Rewrite the part of the Thorpe Fell text starting with "The greatest pleasures" and going on through "the wormy gremlins.", putting "fresh start" in place of "reset button".

▶ **Passage**
※

The Weathered trig point on Thorpe Fell Top

The greatest pleasures in life are free. It’s not a particularly profound observation, but we sometimes forget. Life closes over us and we think we have to buy our way to pleasure, to satisfaction, or even just to make ourselves feel a little better. We all know this doesn’t work. What does work, is a simple walk, preferably up a hill. After a walk up a hill, no matter what life is nagging us with, we return relaxed, magnanimous, philosophical. It’s like a reset button, a thing that reliably blows away all the wormy gremlins.

Of late I’ve been seeking my hills in the Yorkshire Dales, an area unique in character and, to my mind, not as spoiled by rampant tourism, as the neighbouring Lake District. Unlike the Lakes, in the Dales we still find towns and villages that are home to a mostly indigenous population, where the trinket shops are few, and the holiday homes and b+b’s do not yet outnumber the genuine residences. Here, I find every visit yields yet another discovery, another unexpected hamlet with village green, duck-pond and homely teashop.

My most recent discovery, on this bright, frosty winter’s morning is Linton. Linton fits into the geography of Wharfedale, being just a stone’s throw from Burnsall, Hebden and Grassington. I’ve been driving up and down the Wharfe for years and not suspected Linton’s existence at all, and was drawn to it eventually simply as the starting point for this walk up Thorpe Fell. I had to check the map, and there it was.

I don’t know the stories of place here as well as I should, but this lends a touch of mystery to the land, and a void into which imagination tumbles with all the enthusiasm of the Romantic poet. I am prone to a certain mysticism in the empty places. There are many parts of the Dales, particularly what I still think of as the old West Riding, that have something of the big-house estate about them, something almost Feudal. This area is dominated by the vast Bolton Abbey Estate, and not well served with rights of way across its siren tops – we woolly hatted ones I imagine being discouraged, pre “Countryside and Rights of Way Act”, but we are now free to explore – just don’t expect many waymarked paths while you’re at it.

Thorpe Fell is one of the most stunning heather moors I’ve seen. This morning the heather is dusted with frost and presents us with rather an eerie, windswept yet curiously beguiling wilderness. I can imagine September here will be ablaze with purple, and promise myself I will return to see it.

※

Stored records
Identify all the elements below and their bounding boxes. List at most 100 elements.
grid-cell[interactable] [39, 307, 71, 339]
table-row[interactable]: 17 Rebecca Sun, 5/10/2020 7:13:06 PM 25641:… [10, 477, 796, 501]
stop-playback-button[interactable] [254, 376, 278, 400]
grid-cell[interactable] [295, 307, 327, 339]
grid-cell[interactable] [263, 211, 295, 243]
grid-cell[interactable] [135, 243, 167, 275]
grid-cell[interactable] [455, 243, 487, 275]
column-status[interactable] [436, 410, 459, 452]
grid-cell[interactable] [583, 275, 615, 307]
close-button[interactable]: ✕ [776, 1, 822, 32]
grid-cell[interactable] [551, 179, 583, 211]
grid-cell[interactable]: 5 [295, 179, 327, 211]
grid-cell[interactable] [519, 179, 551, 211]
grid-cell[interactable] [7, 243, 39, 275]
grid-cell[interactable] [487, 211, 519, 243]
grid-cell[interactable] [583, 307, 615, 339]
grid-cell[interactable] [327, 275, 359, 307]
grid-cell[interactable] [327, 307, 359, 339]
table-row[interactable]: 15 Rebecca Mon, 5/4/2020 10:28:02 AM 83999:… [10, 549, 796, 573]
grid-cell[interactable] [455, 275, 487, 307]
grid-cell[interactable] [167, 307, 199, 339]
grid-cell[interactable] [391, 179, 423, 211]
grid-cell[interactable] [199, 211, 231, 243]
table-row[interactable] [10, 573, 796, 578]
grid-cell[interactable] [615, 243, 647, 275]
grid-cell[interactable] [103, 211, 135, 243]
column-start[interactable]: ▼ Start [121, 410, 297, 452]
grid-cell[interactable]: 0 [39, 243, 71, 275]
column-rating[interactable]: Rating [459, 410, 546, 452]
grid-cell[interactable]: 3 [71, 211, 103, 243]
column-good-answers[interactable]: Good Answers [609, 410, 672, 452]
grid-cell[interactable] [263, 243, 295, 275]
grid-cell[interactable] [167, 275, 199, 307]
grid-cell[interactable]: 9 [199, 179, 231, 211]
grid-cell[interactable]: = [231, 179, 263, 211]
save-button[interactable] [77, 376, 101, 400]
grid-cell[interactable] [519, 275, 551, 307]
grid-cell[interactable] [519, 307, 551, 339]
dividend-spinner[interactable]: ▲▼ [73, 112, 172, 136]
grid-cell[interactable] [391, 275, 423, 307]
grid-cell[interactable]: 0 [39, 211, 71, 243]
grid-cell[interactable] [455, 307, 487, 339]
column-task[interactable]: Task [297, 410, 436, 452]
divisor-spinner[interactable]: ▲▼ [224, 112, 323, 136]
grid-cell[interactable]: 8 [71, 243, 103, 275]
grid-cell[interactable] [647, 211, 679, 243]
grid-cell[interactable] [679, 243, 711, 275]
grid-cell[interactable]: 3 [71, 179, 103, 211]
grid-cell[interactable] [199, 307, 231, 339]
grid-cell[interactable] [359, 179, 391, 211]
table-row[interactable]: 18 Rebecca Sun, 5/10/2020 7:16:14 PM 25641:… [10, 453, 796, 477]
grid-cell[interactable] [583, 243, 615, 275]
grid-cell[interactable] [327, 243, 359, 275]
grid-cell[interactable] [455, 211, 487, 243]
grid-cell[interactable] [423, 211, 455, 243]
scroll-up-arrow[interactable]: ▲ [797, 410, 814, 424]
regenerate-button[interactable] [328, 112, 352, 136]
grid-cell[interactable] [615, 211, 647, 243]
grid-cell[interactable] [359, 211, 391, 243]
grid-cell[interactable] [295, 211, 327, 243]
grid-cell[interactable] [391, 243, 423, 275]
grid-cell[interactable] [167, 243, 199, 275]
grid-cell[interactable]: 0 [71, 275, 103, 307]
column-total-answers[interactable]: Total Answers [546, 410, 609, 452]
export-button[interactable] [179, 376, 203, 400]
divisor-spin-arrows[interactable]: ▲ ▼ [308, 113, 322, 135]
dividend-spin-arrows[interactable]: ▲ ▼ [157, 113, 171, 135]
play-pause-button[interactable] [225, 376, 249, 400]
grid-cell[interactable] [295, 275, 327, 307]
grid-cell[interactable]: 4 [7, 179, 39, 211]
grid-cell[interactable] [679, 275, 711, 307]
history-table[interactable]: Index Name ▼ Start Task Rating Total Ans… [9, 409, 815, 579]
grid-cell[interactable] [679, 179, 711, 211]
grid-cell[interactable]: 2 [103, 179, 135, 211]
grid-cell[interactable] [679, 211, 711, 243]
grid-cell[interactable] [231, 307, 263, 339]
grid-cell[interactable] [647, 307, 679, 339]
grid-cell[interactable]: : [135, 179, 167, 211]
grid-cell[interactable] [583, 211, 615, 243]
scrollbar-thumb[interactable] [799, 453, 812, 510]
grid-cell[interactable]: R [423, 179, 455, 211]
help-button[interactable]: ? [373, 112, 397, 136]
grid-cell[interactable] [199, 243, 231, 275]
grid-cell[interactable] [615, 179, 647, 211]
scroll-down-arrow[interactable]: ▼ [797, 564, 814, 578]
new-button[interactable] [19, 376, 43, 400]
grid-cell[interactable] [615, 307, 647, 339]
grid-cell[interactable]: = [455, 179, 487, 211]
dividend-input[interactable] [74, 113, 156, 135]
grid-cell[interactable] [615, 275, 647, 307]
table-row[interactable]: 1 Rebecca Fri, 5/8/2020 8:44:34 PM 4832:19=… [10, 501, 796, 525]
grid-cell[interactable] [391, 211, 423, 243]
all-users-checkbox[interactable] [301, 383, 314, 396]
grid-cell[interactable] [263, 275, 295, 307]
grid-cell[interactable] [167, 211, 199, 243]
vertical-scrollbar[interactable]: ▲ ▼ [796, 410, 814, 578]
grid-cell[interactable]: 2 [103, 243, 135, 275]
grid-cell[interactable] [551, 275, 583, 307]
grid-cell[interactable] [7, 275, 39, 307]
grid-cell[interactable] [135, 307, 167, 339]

※

▶ **Exercise answer**
The greatest pleasures in life are free. It’s not a particularly profound observation, but we sometimes forget. Life closes over us and we think we have to buy our way to pleasure, to satisfaction, or even just to make ourselves feel a little better. We all know this doesn’t work. What does work, is a simple walk, preferably up a hill. After a walk up a hill, no matter what life is nagging us with, we return relaxed, magnanimous, philosophical. It’s like a fresh start, a thing that reliably blows away all the wormy gremlins.